- _SOURCE MATERIAL_:
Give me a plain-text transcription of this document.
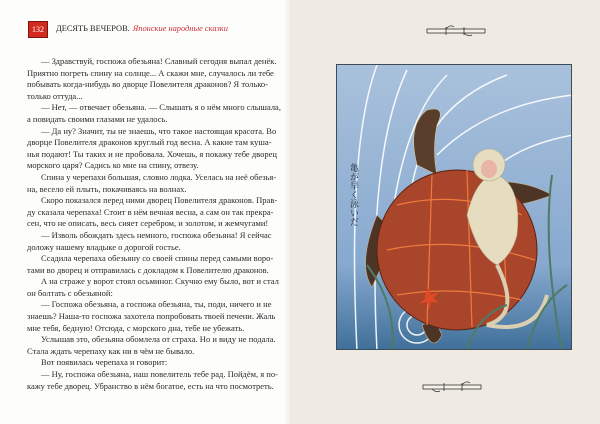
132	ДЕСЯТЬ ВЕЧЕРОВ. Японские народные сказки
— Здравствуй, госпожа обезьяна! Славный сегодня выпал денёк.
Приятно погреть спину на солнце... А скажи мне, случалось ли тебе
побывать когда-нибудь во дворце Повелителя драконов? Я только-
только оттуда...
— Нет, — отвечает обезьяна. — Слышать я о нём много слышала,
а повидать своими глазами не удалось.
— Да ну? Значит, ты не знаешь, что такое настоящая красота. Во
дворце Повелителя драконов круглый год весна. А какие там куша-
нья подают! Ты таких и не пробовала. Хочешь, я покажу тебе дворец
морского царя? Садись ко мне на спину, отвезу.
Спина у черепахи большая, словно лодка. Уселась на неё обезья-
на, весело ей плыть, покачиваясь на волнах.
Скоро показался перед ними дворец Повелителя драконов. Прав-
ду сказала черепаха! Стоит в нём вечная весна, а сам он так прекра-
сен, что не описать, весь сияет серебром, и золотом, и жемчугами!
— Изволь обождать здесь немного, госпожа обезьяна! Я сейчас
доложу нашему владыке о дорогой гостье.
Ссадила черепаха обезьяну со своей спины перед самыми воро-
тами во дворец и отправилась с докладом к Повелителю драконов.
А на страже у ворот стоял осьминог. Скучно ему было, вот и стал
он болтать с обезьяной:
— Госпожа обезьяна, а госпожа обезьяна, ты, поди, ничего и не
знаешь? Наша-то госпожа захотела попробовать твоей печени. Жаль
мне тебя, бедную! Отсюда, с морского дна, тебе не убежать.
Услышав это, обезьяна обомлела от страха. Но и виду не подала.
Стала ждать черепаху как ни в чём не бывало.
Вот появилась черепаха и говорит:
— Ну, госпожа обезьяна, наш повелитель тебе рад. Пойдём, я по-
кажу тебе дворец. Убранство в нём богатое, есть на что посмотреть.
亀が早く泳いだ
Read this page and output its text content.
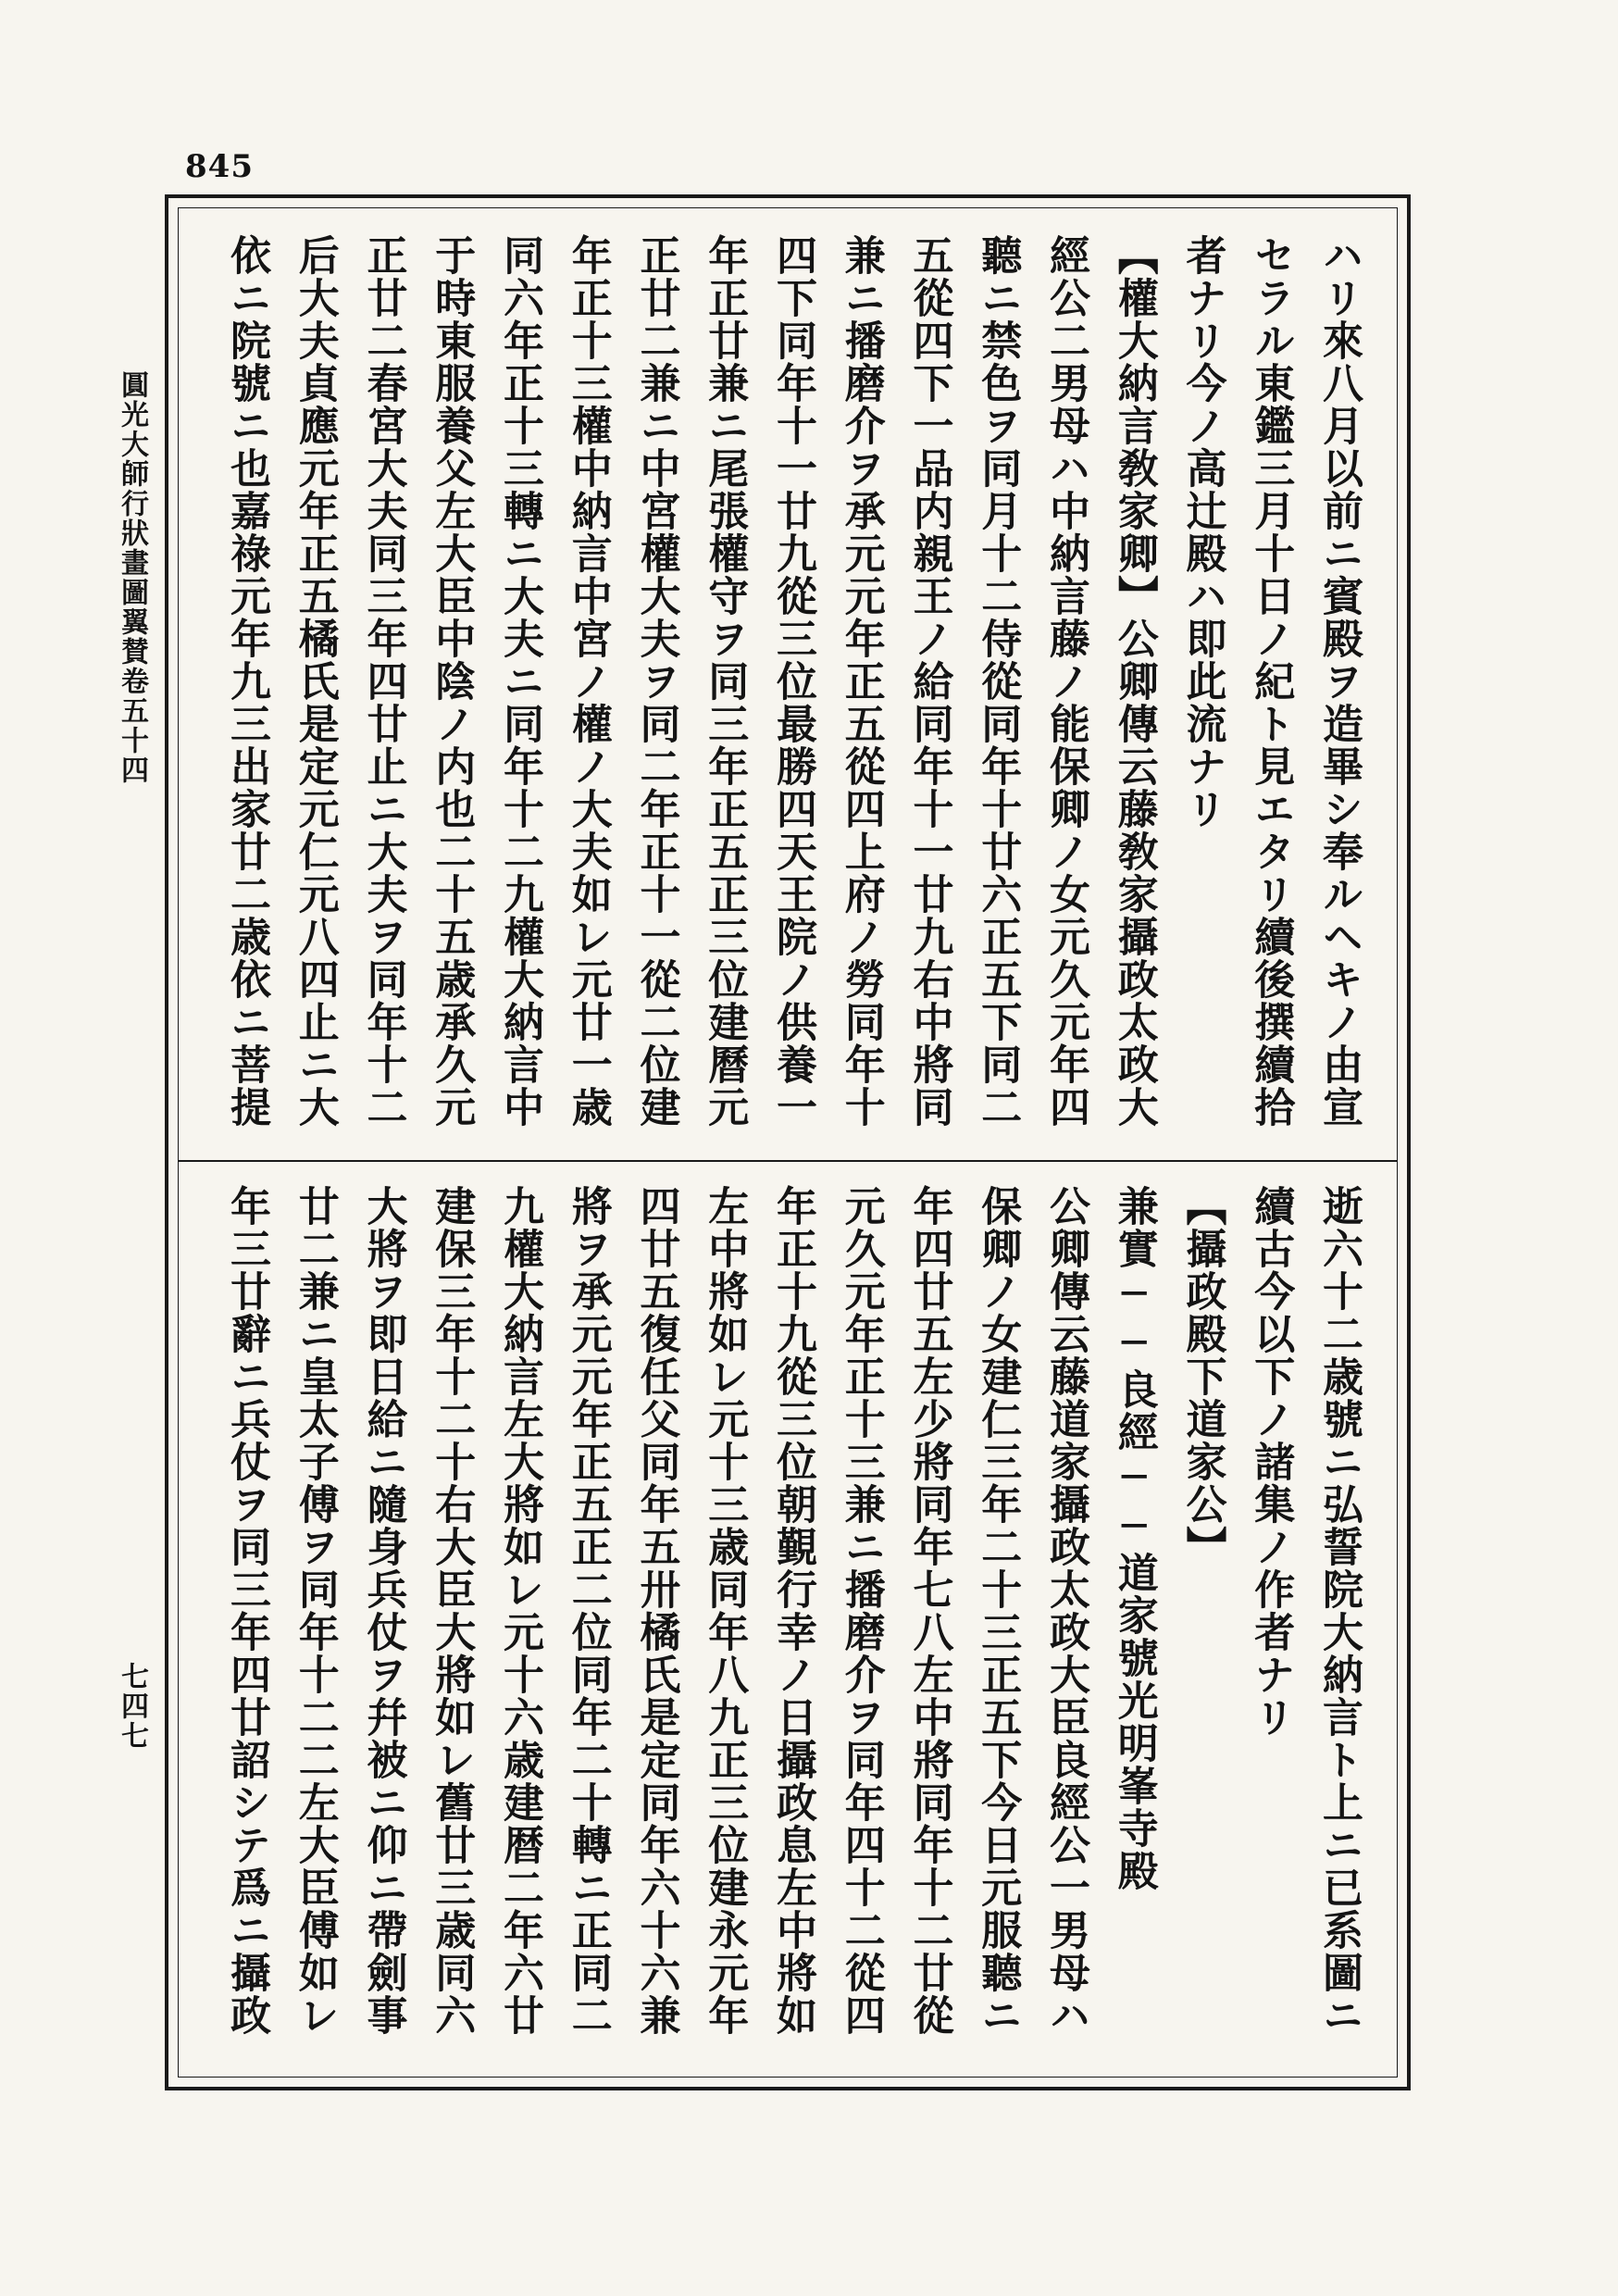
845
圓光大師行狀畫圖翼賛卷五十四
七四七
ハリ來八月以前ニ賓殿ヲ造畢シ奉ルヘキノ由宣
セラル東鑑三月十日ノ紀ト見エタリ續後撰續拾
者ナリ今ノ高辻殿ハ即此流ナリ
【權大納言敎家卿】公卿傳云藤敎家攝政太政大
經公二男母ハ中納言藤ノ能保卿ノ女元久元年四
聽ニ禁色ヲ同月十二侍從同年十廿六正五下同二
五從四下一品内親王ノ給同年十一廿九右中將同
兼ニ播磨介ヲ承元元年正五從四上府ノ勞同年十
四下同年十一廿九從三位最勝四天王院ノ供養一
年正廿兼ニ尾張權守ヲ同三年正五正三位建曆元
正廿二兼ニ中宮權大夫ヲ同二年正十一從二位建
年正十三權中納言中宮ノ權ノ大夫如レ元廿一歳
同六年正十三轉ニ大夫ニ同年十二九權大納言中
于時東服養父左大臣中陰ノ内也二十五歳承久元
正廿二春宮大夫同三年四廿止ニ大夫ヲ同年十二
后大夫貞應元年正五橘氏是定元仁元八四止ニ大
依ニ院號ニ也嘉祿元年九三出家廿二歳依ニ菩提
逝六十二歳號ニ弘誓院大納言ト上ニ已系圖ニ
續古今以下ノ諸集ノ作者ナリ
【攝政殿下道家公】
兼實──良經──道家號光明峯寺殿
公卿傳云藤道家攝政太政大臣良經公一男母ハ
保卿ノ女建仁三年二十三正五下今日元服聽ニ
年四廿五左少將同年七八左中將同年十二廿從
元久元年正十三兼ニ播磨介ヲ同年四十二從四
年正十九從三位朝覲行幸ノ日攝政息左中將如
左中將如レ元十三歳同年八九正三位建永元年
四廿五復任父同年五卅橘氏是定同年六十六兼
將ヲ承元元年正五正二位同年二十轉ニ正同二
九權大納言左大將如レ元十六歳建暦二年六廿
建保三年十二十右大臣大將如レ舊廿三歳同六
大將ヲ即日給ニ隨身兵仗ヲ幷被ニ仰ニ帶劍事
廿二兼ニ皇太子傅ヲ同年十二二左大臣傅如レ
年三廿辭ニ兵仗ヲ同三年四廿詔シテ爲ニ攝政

- _TASK DESCRIPTION_: Every entry must be written out exactly, with all pictures left out.

- _EXPECTED ANSWER_:
Give me a plain-text transcription of this document.
132	ДЕСЯТЬ ВЕЧЕРОВ. Японские народные сказки
— Здравствуй, госпожа обезьяна! Славный сегодня выпал денёк.
Приятно погреть спину на солнце... А скажи мне, случалось ли тебе
побывать когда-нибудь во дворце Повелителя драконов? Я только-
только оттуда...
— Нет, — отвечает обезьяна. — Слышать я о нём много слышала,
а повидать своими глазами не удалось.
— Да ну? Значит, ты не знаешь, что такое настоящая красота. Во
дворце Повелителя драконов круглый год весна. А какие там куша-
нья подают! Ты таких и не пробовала. Хочешь, я покажу тебе дворец
морского царя? Садись ко мне на спину, отвезу.
Спина у черепахи большая, словно лодка. Уселась на неё обезья-
на, весело ей плыть, покачиваясь на волнах.
Скоро показался перед ними дворец Повелителя драконов. Прав-
ду сказала черепаха! Стоит в нём вечная весна, а сам он так прекра-
сен, что не описать, весь сияет серебром, и золотом, и жемчугами!
— Изволь обождать здесь немного, госпожа обезьяна! Я сейчас
доложу нашему владыке о дорогой гостье.
Ссадила черепаха обезьяну со своей спины перед самыми воро-
тами во дворец и отправилась с докладом к Повелителю драконов.
А на страже у ворот стоял осьминог. Скучно ему было, вот и стал
он болтать с обезьяной:
— Госпожа обезьяна, а госпожа обезьяна, ты, поди, ничего и не
знаешь? Наша-то госпожа захотела попробовать твоей печени. Жаль
мне тебя, бедную! Отсюда, с морского дна, тебе не убежать.
Услышав это, обезьяна обомлела от страха. Но и виду не подала.
Стала ждать черепаху как ни в чём не бывало.
Вот появилась черепаха и говорит:
— Ну, госпожа обезьяна, наш повелитель тебе рад. Пойдём, я по-
кажу тебе дворец. Убранство в нём богатое, есть на что посмотреть.
亀が早く泳いだ
Read this page and output its text content.
845
圓光大師行狀畫圖翼賛卷五十四
七四七
ハリ來八月以前ニ賓殿ヲ造畢シ奉ルヘキノ由宣
セラル東鑑三月十日ノ紀ト見エタリ續後撰續拾
者ナリ今ノ高辻殿ハ即此流ナリ
【權大納言敎家卿】公卿傳云藤敎家攝政太政大
經公二男母ハ中納言藤ノ能保卿ノ女元久元年四
聽ニ禁色ヲ同月十二侍從同年十廿六正五下同二
五從四下一品内親王ノ給同年十一廿九右中將同
兼ニ播磨介ヲ承元元年正五從四上府ノ勞同年十
四下同年十一廿九從三位最勝四天王院ノ供養一
年正廿兼ニ尾張權守ヲ同三年正五正三位建曆元
正廿二兼ニ中宮權大夫ヲ同二年正十一從二位建
年正十三權中納言中宮ノ權ノ大夫如レ元廿一歳
同六年正十三轉ニ大夫ニ同年十二九權大納言中
于時東服養父左大臣中陰ノ内也二十五歳承久元
正廿二春宮大夫同三年四廿止ニ大夫ヲ同年十二
后大夫貞應元年正五橘氏是定元仁元八四止ニ大
依ニ院號ニ也嘉祿元年九三出家廿二歳依ニ菩提
逝六十二歳號ニ弘誓院大納言ト上ニ已系圖ニ
續古今以下ノ諸集ノ作者ナリ
【攝政殿下道家公】
兼實──良經──道家號光明峯寺殿
公卿傳云藤道家攝政太政大臣良經公一男母ハ
保卿ノ女建仁三年二十三正五下今日元服聽ニ
年四廿五左少將同年七八左中將同年十二廿從
元久元年正十三兼ニ播磨介ヲ同年四十二從四
年正十九從三位朝覲行幸ノ日攝政息左中將如
左中將如レ元十三歳同年八九正三位建永元年
四廿五復任父同年五卅橘氏是定同年六十六兼
將ヲ承元元年正五正二位同年二十轉ニ正同二
九權大納言左大將如レ元十六歳建暦二年六廿
建保三年十二十右大臣大將如レ舊廿三歳同六
大將ヲ即日給ニ隨身兵仗ヲ幷被ニ仰ニ帶劍事
廿二兼ニ皇太子傅ヲ同年十二二左大臣傅如レ
年三廿辭ニ兵仗ヲ同三年四廿詔シテ爲ニ攝政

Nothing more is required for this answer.